### STATED GOAL
Write out the full set of records exactly. Any pictures in them do not belong in the copy.
***** RECORDS TO USE
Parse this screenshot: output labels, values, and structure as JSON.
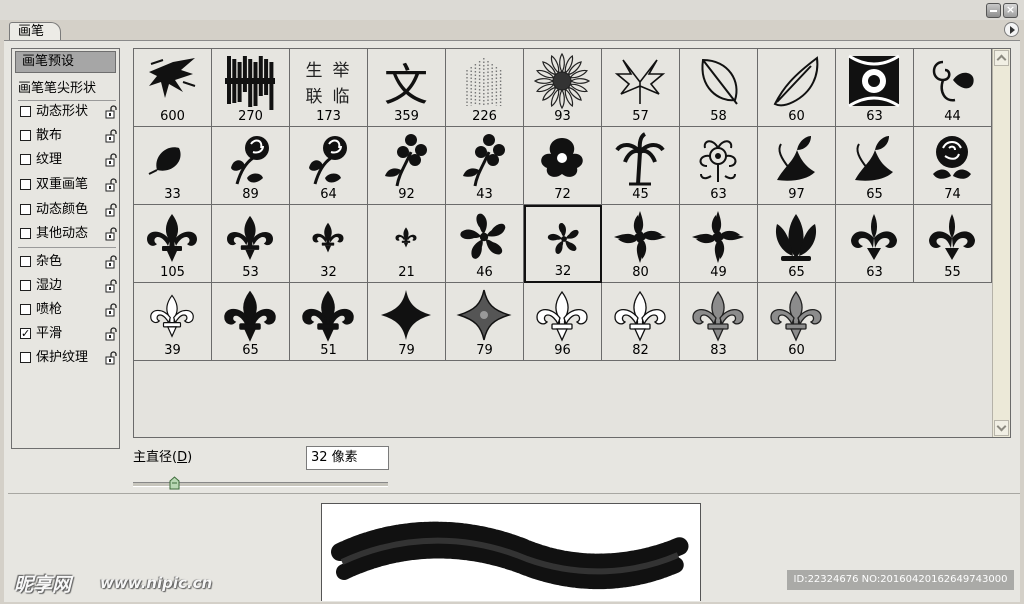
{
  "window": {
    "minimize_icon": "minimize-icon",
    "close_icon": "close-icon",
    "close_glyph": "×"
  },
  "tab": {
    "label": "画笔",
    "menu_icon": "panel-menu-arrow-icon"
  },
  "sidebar": {
    "header": "画笔预设",
    "tip_shape": "画笔笔尖形状",
    "items": [
      {
        "label": "动态形状",
        "checked": false
      },
      {
        "label": "散布",
        "checked": false
      },
      {
        "label": "纹理",
        "checked": false
      },
      {
        "label": "双重画笔",
        "checked": false
      },
      {
        "label": "动态颜色",
        "checked": false
      },
      {
        "label": "其他动态",
        "checked": false
      },
      {
        "label": "杂色",
        "checked": false
      },
      {
        "label": "湿边",
        "checked": false
      },
      {
        "label": "喷枪",
        "checked": false
      },
      {
        "label": "平滑",
        "checked": true
      },
      {
        "label": "保护纹理",
        "checked": false
      }
    ],
    "check_glyph": "✓",
    "lock_icon": "lock-icon"
  },
  "brushes": [
    {
      "size": "600",
      "icon": "scatter-splash-brush-icon"
    },
    {
      "size": "270",
      "icon": "grunge-crowd-brush-icon"
    },
    {
      "size": "173",
      "icon": "calligraphy-text-brush-icon",
      "glyphs": [
        "生",
        "举",
        "联",
        "临"
      ]
    },
    {
      "size": "359",
      "icon": "calligraphy-wen-brush-icon",
      "glyphs": [
        "文"
      ]
    },
    {
      "size": "226",
      "icon": "dotted-lines-brush-icon"
    },
    {
      "size": "93",
      "icon": "sunflower-brush-icon"
    },
    {
      "size": "57",
      "icon": "maple-leaf-brush-icon"
    },
    {
      "size": "58",
      "icon": "leaf-outline-brush-icon"
    },
    {
      "size": "60",
      "icon": "oak-leaf-brush-icon"
    },
    {
      "size": "63",
      "icon": "ornate-tile-brush-icon"
    },
    {
      "size": "44",
      "icon": "swirl-leaf-brush-icon"
    },
    {
      "size": "33",
      "icon": "small-leaf-brush-icon"
    },
    {
      "size": "89",
      "icon": "rose-branch-brush-icon"
    },
    {
      "size": "64",
      "icon": "rose-branch-brush-icon"
    },
    {
      "size": "92",
      "icon": "flower-stem-brush-icon"
    },
    {
      "size": "43",
      "icon": "flower-stem-brush-icon"
    },
    {
      "size": "72",
      "icon": "ornate-flower-brush-icon"
    },
    {
      "size": "45",
      "icon": "palm-tree-brush-icon"
    },
    {
      "size": "63",
      "icon": "baroque-flower-brush-icon"
    },
    {
      "size": "97",
      "icon": "leafy-plant-brush-icon"
    },
    {
      "size": "65",
      "icon": "leafy-plant-brush-icon"
    },
    {
      "size": "74",
      "icon": "rose-bloom-brush-icon"
    },
    {
      "size": "105",
      "icon": "fleur-de-lis-brush-icon"
    },
    {
      "size": "53",
      "icon": "fleur-de-lis-brush-icon"
    },
    {
      "size": "32",
      "icon": "fleur-de-lis-brush-icon"
    },
    {
      "size": "21",
      "icon": "fleur-de-lis-brush-icon"
    },
    {
      "size": "46",
      "icon": "pinwheel-brush-icon"
    },
    {
      "size": "32",
      "icon": "pinwheel-brush-icon",
      "selected": true
    },
    {
      "size": "80",
      "icon": "damask-cross-brush-icon"
    },
    {
      "size": "49",
      "icon": "damask-cross-brush-icon"
    },
    {
      "size": "65",
      "icon": "fan-scroll-brush-icon"
    },
    {
      "size": "63",
      "icon": "scroll-crown-brush-icon"
    },
    {
      "size": "55",
      "icon": "scroll-crown-brush-icon"
    },
    {
      "size": "39",
      "icon": "fleur-outline-brush-icon"
    },
    {
      "size": "65",
      "icon": "fleur-heavy-brush-icon"
    },
    {
      "size": "51",
      "icon": "fleur-heavy-brush-icon"
    },
    {
      "size": "79",
      "icon": "four-point-star-brush-icon"
    },
    {
      "size": "79",
      "icon": "four-point-star-brush-icon"
    },
    {
      "size": "96",
      "icon": "fleur-outline-brush-icon"
    },
    {
      "size": "82",
      "icon": "fleur-outline-brush-icon"
    },
    {
      "size": "83",
      "icon": "fleur-gray-brush-icon"
    },
    {
      "size": "60",
      "icon": "fleur-gray-brush-icon"
    }
  ],
  "diameter": {
    "label_prefix": "主直径(",
    "label_key": "D",
    "label_suffix": ")",
    "value": "32 像素",
    "slider_fraction": 0.16
  },
  "watermark": {
    "logo": "昵享网",
    "url": "www.nipic.cn",
    "id": "ID:22324676 NO:20160420162649743000"
  }
}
**********
### RESPONSE
Parse this screenshot: output labels, values, and structure as JSON.
{
  "window": {
    "minimize_icon": "minimize-icon",
    "close_icon": "close-icon",
    "close_glyph": "×"
  },
  "tab": {
    "label": "画笔",
    "menu_icon": "panel-menu-arrow-icon"
  },
  "sidebar": {
    "header": "画笔预设",
    "tip_shape": "画笔笔尖形状",
    "items": [
      {
        "label": "动态形状",
        "checked": false
      },
      {
        "label": "散布",
        "checked": false
      },
      {
        "label": "纹理",
        "checked": false
      },
      {
        "label": "双重画笔",
        "checked": false
      },
      {
        "label": "动态颜色",
        "checked": false
      },
      {
        "label": "其他动态",
        "checked": false
      },
      {
        "label": "杂色",
        "checked": false
      },
      {
        "label": "湿边",
        "checked": false
      },
      {
        "label": "喷枪",
        "checked": false
      },
      {
        "label": "平滑",
        "checked": true
      },
      {
        "label": "保护纹理",
        "checked": false
      }
    ],
    "check_glyph": "✓",
    "lock_icon": "lock-icon"
  },
  "brushes": [
    {
      "size": "600",
      "icon": "scatter-splash-brush-icon"
    },
    {
      "size": "270",
      "icon": "grunge-crowd-brush-icon"
    },
    {
      "size": "173",
      "icon": "calligraphy-text-brush-icon",
      "glyphs": [
        "生",
        "举",
        "联",
        "临"
      ]
    },
    {
      "size": "359",
      "icon": "calligraphy-wen-brush-icon",
      "glyphs": [
        "文"
      ]
    },
    {
      "size": "226",
      "icon": "dotted-lines-brush-icon"
    },
    {
      "size": "93",
      "icon": "sunflower-brush-icon"
    },
    {
      "size": "57",
      "icon": "maple-leaf-brush-icon"
    },
    {
      "size": "58",
      "icon": "leaf-outline-brush-icon"
    },
    {
      "size": "60",
      "icon": "oak-leaf-brush-icon"
    },
    {
      "size": "63",
      "icon": "ornate-tile-brush-icon"
    },
    {
      "size": "44",
      "icon": "swirl-leaf-brush-icon"
    },
    {
      "size": "33",
      "icon": "small-leaf-brush-icon"
    },
    {
      "size": "89",
      "icon": "rose-branch-brush-icon"
    },
    {
      "size": "64",
      "icon": "rose-branch-brush-icon"
    },
    {
      "size": "92",
      "icon": "flower-stem-brush-icon"
    },
    {
      "size": "43",
      "icon": "flower-stem-brush-icon"
    },
    {
      "size": "72",
      "icon": "ornate-flower-brush-icon"
    },
    {
      "size": "45",
      "icon": "palm-tree-brush-icon"
    },
    {
      "size": "63",
      "icon": "baroque-flower-brush-icon"
    },
    {
      "size": "97",
      "icon": "leafy-plant-brush-icon"
    },
    {
      "size": "65",
      "icon": "leafy-plant-brush-icon"
    },
    {
      "size": "74",
      "icon": "rose-bloom-brush-icon"
    },
    {
      "size": "105",
      "icon": "fleur-de-lis-brush-icon"
    },
    {
      "size": "53",
      "icon": "fleur-de-lis-brush-icon"
    },
    {
      "size": "32",
      "icon": "fleur-de-lis-brush-icon"
    },
    {
      "size": "21",
      "icon": "fleur-de-lis-brush-icon"
    },
    {
      "size": "46",
      "icon": "pinwheel-brush-icon"
    },
    {
      "size": "32",
      "icon": "pinwheel-brush-icon",
      "selected": true
    },
    {
      "size": "80",
      "icon": "damask-cross-brush-icon"
    },
    {
      "size": "49",
      "icon": "damask-cross-brush-icon"
    },
    {
      "size": "65",
      "icon": "fan-scroll-brush-icon"
    },
    {
      "size": "63",
      "icon": "scroll-crown-brush-icon"
    },
    {
      "size": "55",
      "icon": "scroll-crown-brush-icon"
    },
    {
      "size": "39",
      "icon": "fleur-outline-brush-icon"
    },
    {
      "size": "65",
      "icon": "fleur-heavy-brush-icon"
    },
    {
      "size": "51",
      "icon": "fleur-heavy-brush-icon"
    },
    {
      "size": "79",
      "icon": "four-point-star-brush-icon"
    },
    {
      "size": "79",
      "icon": "four-point-star-brush-icon"
    },
    {
      "size": "96",
      "icon": "fleur-outline-brush-icon"
    },
    {
      "size": "82",
      "icon": "fleur-outline-brush-icon"
    },
    {
      "size": "83",
      "icon": "fleur-gray-brush-icon"
    },
    {
      "size": "60",
      "icon": "fleur-gray-brush-icon"
    }
  ],
  "diameter": {
    "label_prefix": "主直径(",
    "label_key": "D",
    "label_suffix": ")",
    "value": "32 像素",
    "slider_fraction": 0.16
  },
  "watermark": {
    "logo": "昵享网",
    "url": "www.nipic.cn",
    "id": "ID:22324676 NO:20160420162649743000"
  }
}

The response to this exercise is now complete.